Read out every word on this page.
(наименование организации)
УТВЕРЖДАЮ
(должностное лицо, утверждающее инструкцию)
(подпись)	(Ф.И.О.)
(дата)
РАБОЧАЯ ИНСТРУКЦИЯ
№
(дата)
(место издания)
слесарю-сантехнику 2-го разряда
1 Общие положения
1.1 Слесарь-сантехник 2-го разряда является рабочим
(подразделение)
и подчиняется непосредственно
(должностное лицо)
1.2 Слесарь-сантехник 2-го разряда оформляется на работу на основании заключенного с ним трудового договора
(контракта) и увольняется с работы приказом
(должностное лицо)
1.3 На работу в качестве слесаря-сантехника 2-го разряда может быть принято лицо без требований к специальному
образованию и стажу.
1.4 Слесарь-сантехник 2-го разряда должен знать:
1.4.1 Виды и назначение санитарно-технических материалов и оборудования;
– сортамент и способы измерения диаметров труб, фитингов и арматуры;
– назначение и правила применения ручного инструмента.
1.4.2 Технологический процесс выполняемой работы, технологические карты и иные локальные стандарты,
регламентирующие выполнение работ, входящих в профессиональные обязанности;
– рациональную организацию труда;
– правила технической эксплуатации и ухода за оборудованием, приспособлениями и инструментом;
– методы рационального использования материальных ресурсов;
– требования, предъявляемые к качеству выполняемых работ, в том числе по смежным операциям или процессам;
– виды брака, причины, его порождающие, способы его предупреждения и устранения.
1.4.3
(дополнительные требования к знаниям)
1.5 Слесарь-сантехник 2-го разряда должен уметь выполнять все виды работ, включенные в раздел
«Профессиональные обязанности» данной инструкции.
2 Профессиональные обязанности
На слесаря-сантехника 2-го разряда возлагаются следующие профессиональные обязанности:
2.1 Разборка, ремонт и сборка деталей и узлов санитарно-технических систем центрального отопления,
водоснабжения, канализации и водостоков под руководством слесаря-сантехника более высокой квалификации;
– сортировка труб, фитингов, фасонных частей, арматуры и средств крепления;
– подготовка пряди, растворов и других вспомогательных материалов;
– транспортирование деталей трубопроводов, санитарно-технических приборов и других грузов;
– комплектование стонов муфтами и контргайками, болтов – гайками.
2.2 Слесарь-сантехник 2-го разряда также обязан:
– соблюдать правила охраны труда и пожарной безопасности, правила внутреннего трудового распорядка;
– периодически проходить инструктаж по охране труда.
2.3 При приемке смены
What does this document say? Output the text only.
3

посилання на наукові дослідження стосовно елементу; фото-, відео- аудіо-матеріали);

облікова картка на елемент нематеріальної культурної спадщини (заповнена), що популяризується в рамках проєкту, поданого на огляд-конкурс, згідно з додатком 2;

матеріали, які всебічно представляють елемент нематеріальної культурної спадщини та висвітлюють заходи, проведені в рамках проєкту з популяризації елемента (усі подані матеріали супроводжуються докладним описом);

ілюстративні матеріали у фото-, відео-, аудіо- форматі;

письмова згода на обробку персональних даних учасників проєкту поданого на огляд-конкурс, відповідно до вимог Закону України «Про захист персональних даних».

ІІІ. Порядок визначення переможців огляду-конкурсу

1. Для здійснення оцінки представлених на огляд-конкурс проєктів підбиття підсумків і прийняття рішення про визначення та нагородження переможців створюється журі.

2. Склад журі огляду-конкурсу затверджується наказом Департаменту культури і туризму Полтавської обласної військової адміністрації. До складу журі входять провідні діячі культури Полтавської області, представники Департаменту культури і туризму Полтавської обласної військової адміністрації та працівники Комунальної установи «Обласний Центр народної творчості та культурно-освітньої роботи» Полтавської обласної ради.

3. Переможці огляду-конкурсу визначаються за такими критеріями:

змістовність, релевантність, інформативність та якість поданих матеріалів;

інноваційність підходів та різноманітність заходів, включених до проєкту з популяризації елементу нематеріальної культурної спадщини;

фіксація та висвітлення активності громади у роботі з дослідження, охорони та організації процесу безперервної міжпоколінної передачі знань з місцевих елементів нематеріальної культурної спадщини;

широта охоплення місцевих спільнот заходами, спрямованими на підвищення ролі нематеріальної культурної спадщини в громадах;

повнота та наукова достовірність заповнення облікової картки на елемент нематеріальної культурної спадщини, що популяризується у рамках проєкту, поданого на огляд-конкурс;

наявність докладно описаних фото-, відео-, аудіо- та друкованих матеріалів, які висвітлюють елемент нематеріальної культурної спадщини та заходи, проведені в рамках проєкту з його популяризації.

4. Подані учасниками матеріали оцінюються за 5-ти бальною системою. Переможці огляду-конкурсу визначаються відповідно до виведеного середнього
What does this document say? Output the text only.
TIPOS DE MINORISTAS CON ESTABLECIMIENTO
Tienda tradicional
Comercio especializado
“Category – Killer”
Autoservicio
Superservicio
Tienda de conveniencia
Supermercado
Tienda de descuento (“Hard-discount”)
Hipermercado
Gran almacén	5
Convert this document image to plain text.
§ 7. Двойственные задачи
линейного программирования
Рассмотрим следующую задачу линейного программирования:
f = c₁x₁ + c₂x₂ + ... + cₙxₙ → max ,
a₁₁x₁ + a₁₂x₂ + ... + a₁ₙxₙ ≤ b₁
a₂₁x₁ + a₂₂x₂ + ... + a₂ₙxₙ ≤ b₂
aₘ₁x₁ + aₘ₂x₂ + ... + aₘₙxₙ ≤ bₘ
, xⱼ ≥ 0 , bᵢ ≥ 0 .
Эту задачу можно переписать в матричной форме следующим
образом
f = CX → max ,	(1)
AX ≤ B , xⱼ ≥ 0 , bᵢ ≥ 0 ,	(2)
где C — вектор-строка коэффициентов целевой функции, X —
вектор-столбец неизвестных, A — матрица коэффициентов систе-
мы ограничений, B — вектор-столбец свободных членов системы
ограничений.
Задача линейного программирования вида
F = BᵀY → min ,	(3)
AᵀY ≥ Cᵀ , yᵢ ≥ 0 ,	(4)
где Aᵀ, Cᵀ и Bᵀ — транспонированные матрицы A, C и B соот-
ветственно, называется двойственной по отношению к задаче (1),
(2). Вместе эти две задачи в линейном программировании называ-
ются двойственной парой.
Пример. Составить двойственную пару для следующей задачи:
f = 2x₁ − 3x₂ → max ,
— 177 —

---*---

# [WRITTEN EXERCISE]
Exactly reproduce all of the entries above.

# [SOLUTION]
Read out every word on this page.
(наименование организации)
УТВЕРЖДАЮ
(должностное лицо, утверждающее инструкцию)
(подпись)	(Ф.И.О.)
(дата)
РАБОЧАЯ ИНСТРУКЦИЯ
№
(дата)
(место издания)
слесарю-сантехнику 2-го разряда
1 Общие положения
1.1 Слесарь-сантехник 2-го разряда является рабочим
(подразделение)
и подчиняется непосредственно
(должностное лицо)
1.2 Слесарь-сантехник 2-го разряда оформляется на работу на основании заключенного с ним трудового договора
(контракта) и увольняется с работы приказом
(должностное лицо)
1.3 На работу в качестве слесаря-сантехника 2-го разряда может быть принято лицо без требований к специальному
образованию и стажу.
1.4 Слесарь-сантехник 2-го разряда должен знать:
1.4.1 Виды и назначение санитарно-технических материалов и оборудования;
– сортамент и способы измерения диаметров труб, фитингов и арматуры;
– назначение и правила применения ручного инструмента.
1.4.2 Технологический процесс выполняемой работы, технологические карты и иные локальные стандарты,
регламентирующие выполнение работ, входящих в профессиональные обязанности;
– рациональную организацию труда;
– правила технической эксплуатации и ухода за оборудованием, приспособлениями и инструментом;
– методы рационального использования материальных ресурсов;
– требования, предъявляемые к качеству выполняемых работ, в том числе по смежным операциям или процессам;
– виды брака, причины, его порождающие, способы его предупреждения и устранения.
1.4.3
(дополнительные требования к знаниям)
1.5 Слесарь-сантехник 2-го разряда должен уметь выполнять все виды работ, включенные в раздел
«Профессиональные обязанности» данной инструкции.
2 Профессиональные обязанности
На слесаря-сантехника 2-го разряда возлагаются следующие профессиональные обязанности:
2.1 Разборка, ремонт и сборка деталей и узлов санитарно-технических систем центрального отопления,
водоснабжения, канализации и водостоков под руководством слесаря-сантехника более высокой квалификации;
– сортировка труб, фитингов, фасонных частей, арматуры и средств крепления;
– подготовка пряди, растворов и других вспомогательных материалов;
– транспортирование деталей трубопроводов, санитарно-технических приборов и других грузов;
– комплектование стонов муфтами и контргайками, болтов – гайками.
2.2 Слесарь-сантехник 2-го разряда также обязан:
– соблюдать правила охраны труда и пожарной безопасности, правила внутреннего трудового распорядка;
– периодически проходить инструктаж по охране труда.
2.3 При приемке смены
What does this document say? Output the text only.
3

посилання на наукові дослідження стосовно елементу; фото-, відео- аудіо-матеріали);

облікова картка на елемент нематеріальної культурної спадщини (заповнена), що популяризується в рамках проєкту, поданого на огляд-конкурс, згідно з додатком 2;

матеріали, які всебічно представляють елемент нематеріальної культурної спадщини та висвітлюють заходи, проведені в рамках проєкту з популяризації елемента (усі подані матеріали супроводжуються докладним описом);

ілюстративні матеріали у фото-, відео-, аудіо- форматі;

письмова згода на обробку персональних даних учасників проєкту поданого на огляд-конкурс, відповідно до вимог Закону України «Про захист персональних даних».

ІІІ. Порядок визначення переможців огляду-конкурсу

1. Для здійснення оцінки представлених на огляд-конкурс проєктів підбиття підсумків і прийняття рішення про визначення та нагородження переможців створюється журі.

2. Склад журі огляду-конкурсу затверджується наказом Департаменту культури і туризму Полтавської обласної військової адміністрації. До складу журі входять провідні діячі культури Полтавської області, представники Департаменту культури і туризму Полтавської обласної військової адміністрації та працівники Комунальної установи «Обласний Центр народної творчості та культурно-освітньої роботи» Полтавської обласної ради.

3. Переможці огляду-конкурсу визначаються за такими критеріями:

змістовність, релевантність, інформативність та якість поданих матеріалів;

інноваційність підходів та різноманітність заходів, включених до проєкту з популяризації елементу нематеріальної культурної спадщини;

фіксація та висвітлення активності громади у роботі з дослідження, охорони та організації процесу безперервної міжпоколінної передачі знань з місцевих елементів нематеріальної культурної спадщини;

широта охоплення місцевих спільнот заходами, спрямованими на підвищення ролі нематеріальної культурної спадщини в громадах;

повнота та наукова достовірність заповнення облікової картки на елемент нематеріальної культурної спадщини, що популяризується у рамках проєкту, поданого на огляд-конкурс;

наявність докладно описаних фото-, відео-, аудіо- та друкованих матеріалів, які висвітлюють елемент нематеріальної культурної спадщини та заходи, проведені в рамках проєкту з його популяризації.

4. Подані учасниками матеріали оцінюються за 5-ти бальною системою. Переможці огляду-конкурсу визначаються відповідно до виведеного середнього
What does this document say? Output the text only.
TIPOS DE MINORISTAS CON ESTABLECIMIENTO
Tienda tradicional
Comercio especializado
“Category – Killer”
Autoservicio
Superservicio
Tienda de conveniencia
Supermercado
Tienda de descuento (“Hard-discount”)
Hipermercado
Gran almacén	5
Convert this document image to plain text.
§ 7. Двойственные задачи
линейного программирования
Рассмотрим следующую задачу линейного программирования:
f = c₁x₁ + c₂x₂ + ... + cₙxₙ → max ,
a₁₁x₁ + a₁₂x₂ + ... + a₁ₙxₙ ≤ b₁
a₂₁x₁ + a₂₂x₂ + ... + a₂ₙxₙ ≤ b₂
aₘ₁x₁ + aₘ₂x₂ + ... + aₘₙxₙ ≤ bₘ
, xⱼ ≥ 0 , bᵢ ≥ 0 .
Эту задачу можно переписать в матричной форме следующим
образом
f = CX → max ,	(1)
AX ≤ B , xⱼ ≥ 0 , bᵢ ≥ 0 ,	(2)
где C — вектор-строка коэффициентов целевой функции, X —
вектор-столбец неизвестных, A — матрица коэффициентов систе-
мы ограничений, B — вектор-столбец свободных членов системы
ограничений.
Задача линейного программирования вида
F = BᵀY → min ,	(3)
AᵀY ≥ Cᵀ , yᵢ ≥ 0 ,	(4)
где Aᵀ, Cᵀ и Bᵀ — транспонированные матрицы A, C и B соот-
ветственно, называется двойственной по отношению к задаче (1),
(2). Вместе эти две задачи в линейном программировании называ-
ются двойственной парой.
Пример. Составить двойственную пару для следующей задачи:
f = 2x₁ − 3x₂ → max ,
— 177 —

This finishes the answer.